Instructions for the task:
Below are some records. Pull every line that contains the word "Four".

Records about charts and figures
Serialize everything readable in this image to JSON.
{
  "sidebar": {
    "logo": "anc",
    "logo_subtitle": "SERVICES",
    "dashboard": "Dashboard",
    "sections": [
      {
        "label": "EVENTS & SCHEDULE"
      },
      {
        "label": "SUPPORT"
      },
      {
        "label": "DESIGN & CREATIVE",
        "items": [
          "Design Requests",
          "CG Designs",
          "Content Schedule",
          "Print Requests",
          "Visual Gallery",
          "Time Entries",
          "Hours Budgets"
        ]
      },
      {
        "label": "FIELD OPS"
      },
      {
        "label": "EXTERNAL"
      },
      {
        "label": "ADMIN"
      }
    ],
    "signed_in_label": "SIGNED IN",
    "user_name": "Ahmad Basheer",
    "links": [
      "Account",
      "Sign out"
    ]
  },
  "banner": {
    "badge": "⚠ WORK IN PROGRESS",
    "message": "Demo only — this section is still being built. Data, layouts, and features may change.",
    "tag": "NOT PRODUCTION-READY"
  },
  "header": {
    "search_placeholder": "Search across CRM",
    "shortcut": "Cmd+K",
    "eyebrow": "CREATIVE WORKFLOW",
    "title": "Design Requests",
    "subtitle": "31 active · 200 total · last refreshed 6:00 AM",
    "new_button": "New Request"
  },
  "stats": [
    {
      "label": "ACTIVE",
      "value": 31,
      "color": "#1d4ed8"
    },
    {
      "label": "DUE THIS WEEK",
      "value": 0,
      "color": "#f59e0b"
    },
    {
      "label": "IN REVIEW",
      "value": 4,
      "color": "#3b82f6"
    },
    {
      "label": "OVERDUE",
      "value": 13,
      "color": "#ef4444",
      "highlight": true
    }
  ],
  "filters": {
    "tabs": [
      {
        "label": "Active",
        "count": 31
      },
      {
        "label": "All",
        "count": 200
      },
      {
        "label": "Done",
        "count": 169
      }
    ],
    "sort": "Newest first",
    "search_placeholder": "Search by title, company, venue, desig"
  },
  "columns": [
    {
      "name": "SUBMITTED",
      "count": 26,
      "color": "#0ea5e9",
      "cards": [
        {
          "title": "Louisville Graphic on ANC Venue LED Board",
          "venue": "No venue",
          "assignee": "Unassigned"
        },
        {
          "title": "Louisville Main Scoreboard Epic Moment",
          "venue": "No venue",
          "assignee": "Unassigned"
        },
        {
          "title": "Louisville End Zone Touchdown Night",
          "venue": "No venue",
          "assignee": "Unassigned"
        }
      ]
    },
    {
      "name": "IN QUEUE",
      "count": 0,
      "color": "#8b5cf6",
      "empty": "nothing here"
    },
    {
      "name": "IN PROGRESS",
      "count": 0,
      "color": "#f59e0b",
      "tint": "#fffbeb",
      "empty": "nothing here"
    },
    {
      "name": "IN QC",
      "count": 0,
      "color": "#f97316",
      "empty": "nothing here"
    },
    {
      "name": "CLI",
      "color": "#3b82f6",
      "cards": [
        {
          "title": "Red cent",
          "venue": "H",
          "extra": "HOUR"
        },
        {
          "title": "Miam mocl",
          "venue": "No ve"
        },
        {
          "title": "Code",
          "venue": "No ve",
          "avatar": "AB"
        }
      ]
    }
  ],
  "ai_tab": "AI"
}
---
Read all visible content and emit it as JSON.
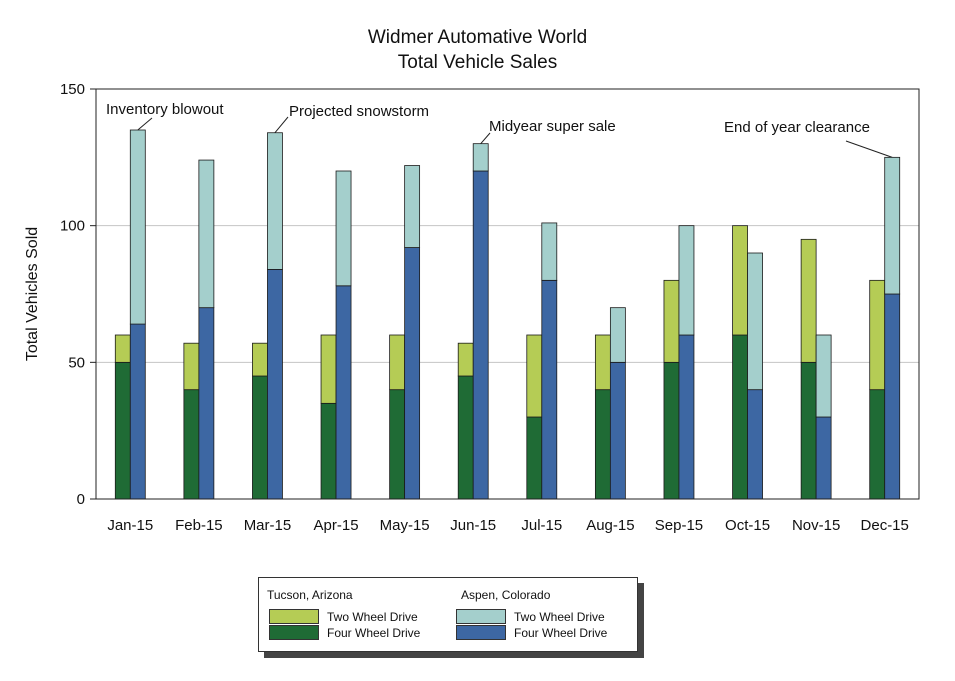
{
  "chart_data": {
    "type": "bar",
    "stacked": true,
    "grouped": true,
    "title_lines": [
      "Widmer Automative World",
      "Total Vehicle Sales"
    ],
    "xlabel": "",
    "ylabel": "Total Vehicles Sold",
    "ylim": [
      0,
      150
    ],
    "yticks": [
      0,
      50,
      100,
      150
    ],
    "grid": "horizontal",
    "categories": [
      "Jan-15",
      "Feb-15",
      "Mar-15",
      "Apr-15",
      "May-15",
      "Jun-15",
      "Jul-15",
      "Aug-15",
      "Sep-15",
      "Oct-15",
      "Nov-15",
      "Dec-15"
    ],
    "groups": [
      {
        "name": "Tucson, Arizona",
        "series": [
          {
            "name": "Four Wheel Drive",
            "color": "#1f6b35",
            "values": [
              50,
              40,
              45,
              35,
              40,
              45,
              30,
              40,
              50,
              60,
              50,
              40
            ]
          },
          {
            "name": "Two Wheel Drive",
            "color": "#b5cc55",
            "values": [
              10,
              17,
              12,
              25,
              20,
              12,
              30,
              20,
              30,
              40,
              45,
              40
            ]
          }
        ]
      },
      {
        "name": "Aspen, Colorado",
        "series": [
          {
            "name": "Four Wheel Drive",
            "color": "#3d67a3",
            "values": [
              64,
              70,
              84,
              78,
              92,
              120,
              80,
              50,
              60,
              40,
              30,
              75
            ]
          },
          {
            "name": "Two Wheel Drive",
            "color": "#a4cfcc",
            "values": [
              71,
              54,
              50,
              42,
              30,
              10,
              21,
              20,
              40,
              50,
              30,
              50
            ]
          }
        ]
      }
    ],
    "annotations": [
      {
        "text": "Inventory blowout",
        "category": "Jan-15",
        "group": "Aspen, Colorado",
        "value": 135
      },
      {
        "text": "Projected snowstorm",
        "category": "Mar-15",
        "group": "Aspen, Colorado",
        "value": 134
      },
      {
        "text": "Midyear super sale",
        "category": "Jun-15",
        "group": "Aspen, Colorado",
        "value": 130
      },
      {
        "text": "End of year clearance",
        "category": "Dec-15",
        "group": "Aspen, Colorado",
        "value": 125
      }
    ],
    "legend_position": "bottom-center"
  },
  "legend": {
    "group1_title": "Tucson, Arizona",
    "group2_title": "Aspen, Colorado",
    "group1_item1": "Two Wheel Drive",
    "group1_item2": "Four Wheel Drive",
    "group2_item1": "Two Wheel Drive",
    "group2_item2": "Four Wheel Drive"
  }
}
---
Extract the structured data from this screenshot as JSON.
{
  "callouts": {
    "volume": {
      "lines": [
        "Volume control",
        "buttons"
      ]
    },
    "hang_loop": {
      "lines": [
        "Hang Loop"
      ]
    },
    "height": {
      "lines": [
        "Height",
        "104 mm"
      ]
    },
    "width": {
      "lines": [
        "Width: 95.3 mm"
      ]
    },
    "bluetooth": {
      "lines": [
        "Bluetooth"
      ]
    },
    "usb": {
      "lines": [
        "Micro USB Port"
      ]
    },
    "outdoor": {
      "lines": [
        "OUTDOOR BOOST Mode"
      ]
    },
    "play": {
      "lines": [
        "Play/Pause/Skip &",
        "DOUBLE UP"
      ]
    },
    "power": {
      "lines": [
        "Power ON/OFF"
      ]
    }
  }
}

Problem solution:
            "name": "Four Wheel Drive",
            "name": "Four Wheel Drive",
    "group1_item2": "Four Wheel Drive",
    "group2_item2": "Four Wheel Drive"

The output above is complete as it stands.